*EXERCISE REQUIREMENTS*: Write out the full set of records below exactly.

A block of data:
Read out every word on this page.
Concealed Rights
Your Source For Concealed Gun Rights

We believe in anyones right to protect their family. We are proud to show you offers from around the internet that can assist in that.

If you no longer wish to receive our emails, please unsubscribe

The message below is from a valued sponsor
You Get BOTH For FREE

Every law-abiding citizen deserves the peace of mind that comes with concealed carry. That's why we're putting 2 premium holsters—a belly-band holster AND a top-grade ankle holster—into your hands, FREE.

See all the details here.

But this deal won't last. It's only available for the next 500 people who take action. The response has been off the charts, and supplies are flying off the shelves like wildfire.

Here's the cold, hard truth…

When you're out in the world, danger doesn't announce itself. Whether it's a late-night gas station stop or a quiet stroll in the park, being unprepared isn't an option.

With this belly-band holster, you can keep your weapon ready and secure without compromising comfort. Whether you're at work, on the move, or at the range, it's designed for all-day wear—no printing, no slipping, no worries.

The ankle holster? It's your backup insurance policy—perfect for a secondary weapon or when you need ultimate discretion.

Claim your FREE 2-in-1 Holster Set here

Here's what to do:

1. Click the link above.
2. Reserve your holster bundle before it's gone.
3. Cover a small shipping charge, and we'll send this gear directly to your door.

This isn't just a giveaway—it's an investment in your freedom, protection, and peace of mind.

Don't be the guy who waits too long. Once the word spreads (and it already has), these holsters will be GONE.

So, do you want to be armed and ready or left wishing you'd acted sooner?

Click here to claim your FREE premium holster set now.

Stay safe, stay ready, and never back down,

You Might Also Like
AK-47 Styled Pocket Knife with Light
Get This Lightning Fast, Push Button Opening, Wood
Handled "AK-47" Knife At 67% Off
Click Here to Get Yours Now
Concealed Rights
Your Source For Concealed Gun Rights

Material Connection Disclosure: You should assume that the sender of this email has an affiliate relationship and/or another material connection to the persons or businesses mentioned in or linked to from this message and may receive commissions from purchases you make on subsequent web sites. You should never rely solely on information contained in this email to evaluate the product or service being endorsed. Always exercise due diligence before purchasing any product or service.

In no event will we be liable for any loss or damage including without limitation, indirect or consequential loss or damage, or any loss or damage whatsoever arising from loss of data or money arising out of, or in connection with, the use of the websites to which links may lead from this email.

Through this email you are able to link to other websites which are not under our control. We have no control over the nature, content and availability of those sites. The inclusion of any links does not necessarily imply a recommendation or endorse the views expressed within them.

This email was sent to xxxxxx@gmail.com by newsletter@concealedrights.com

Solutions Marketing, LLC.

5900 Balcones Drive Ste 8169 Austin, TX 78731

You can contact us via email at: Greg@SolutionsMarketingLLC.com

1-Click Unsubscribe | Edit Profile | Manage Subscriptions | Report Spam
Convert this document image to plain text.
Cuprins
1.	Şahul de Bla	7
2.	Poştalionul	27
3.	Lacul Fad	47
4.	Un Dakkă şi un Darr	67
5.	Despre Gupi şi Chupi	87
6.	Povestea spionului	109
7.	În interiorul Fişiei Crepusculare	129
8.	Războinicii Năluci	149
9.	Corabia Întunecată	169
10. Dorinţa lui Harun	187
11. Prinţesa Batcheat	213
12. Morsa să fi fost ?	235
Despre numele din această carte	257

*EXERCISE RESPONSE*:
Read out every word on this page.
Concealed Rights
Your Source For Concealed Gun Rights

We believe in anyones right to protect their family. We are proud to show you offers from around the internet that can assist in that.

If you no longer wish to receive our emails, please unsubscribe

The message below is from a valued sponsor
You Get BOTH For FREE

Every law-abiding citizen deserves the peace of mind that comes with concealed carry. That's why we're putting 2 premium holsters—a belly-band holster AND a top-grade ankle holster—into your hands, FREE.

See all the details here.

But this deal won't last. It's only available for the next 500 people who take action. The response has been off the charts, and supplies are flying off the shelves like wildfire.

Here's the cold, hard truth…

When you're out in the world, danger doesn't announce itself. Whether it's a late-night gas station stop or a quiet stroll in the park, being unprepared isn't an option.

With this belly-band holster, you can keep your weapon ready and secure without compromising comfort. Whether you're at work, on the move, or at the range, it's designed for all-day wear—no printing, no slipping, no worries.

The ankle holster? It's your backup insurance policy—perfect for a secondary weapon or when you need ultimate discretion.

Claim your FREE 2-in-1 Holster Set here

Here's what to do:

1. Click the link above.
2. Reserve your holster bundle before it's gone.
3. Cover a small shipping charge, and we'll send this gear directly to your door.

This isn't just a giveaway—it's an investment in your freedom, protection, and peace of mind.

Don't be the guy who waits too long. Once the word spreads (and it already has), these holsters will be GONE.

So, do you want to be armed and ready or left wishing you'd acted sooner?

Click here to claim your FREE premium holster set now.

Stay safe, stay ready, and never back down,

You Might Also Like
AK-47 Styled Pocket Knife with Light
Get This Lightning Fast, Push Button Opening, Wood
Handled "AK-47" Knife At 67% Off
Click Here to Get Yours Now
Concealed Rights
Your Source For Concealed Gun Rights

Material Connection Disclosure: You should assume that the sender of this email has an affiliate relationship and/or another material connection to the persons or businesses mentioned in or linked to from this message and may receive commissions from purchases you make on subsequent web sites. You should never rely solely on information contained in this email to evaluate the product or service being endorsed. Always exercise due diligence before purchasing any product or service.

In no event will we be liable for any loss or damage including without limitation, indirect or consequential loss or damage, or any loss or damage whatsoever arising from loss of data or money arising out of, or in connection with, the use of the websites to which links may lead from this email.

Through this email you are able to link to other websites which are not under our control. We have no control over the nature, content and availability of those sites. The inclusion of any links does not necessarily imply a recommendation or endorse the views expressed within them.

This email was sent to xxxxxx@gmail.com by newsletter@concealedrights.com

Solutions Marketing, LLC.

5900 Balcones Drive Ste 8169 Austin, TX 78731

You can contact us via email at: Greg@SolutionsMarketingLLC.com

1-Click Unsubscribe | Edit Profile | Manage Subscriptions | Report Spam
Convert this document image to plain text.
Cuprins
1.	Şahul de Bla	7
2.	Poştalionul	27
3.	Lacul Fad	47
4.	Un Dakkă şi un Darr	67
5.	Despre Gupi şi Chupi	87
6.	Povestea spionului	109
7.	În interiorul Fişiei Crepusculare	129
8.	Războinicii Năluci	149
9.	Corabia Întunecată	169
10. Dorinţa lui Harun	187
11. Prinţesa Batcheat	213
12. Morsa să fi fost ?	235
Despre numele din această carte	257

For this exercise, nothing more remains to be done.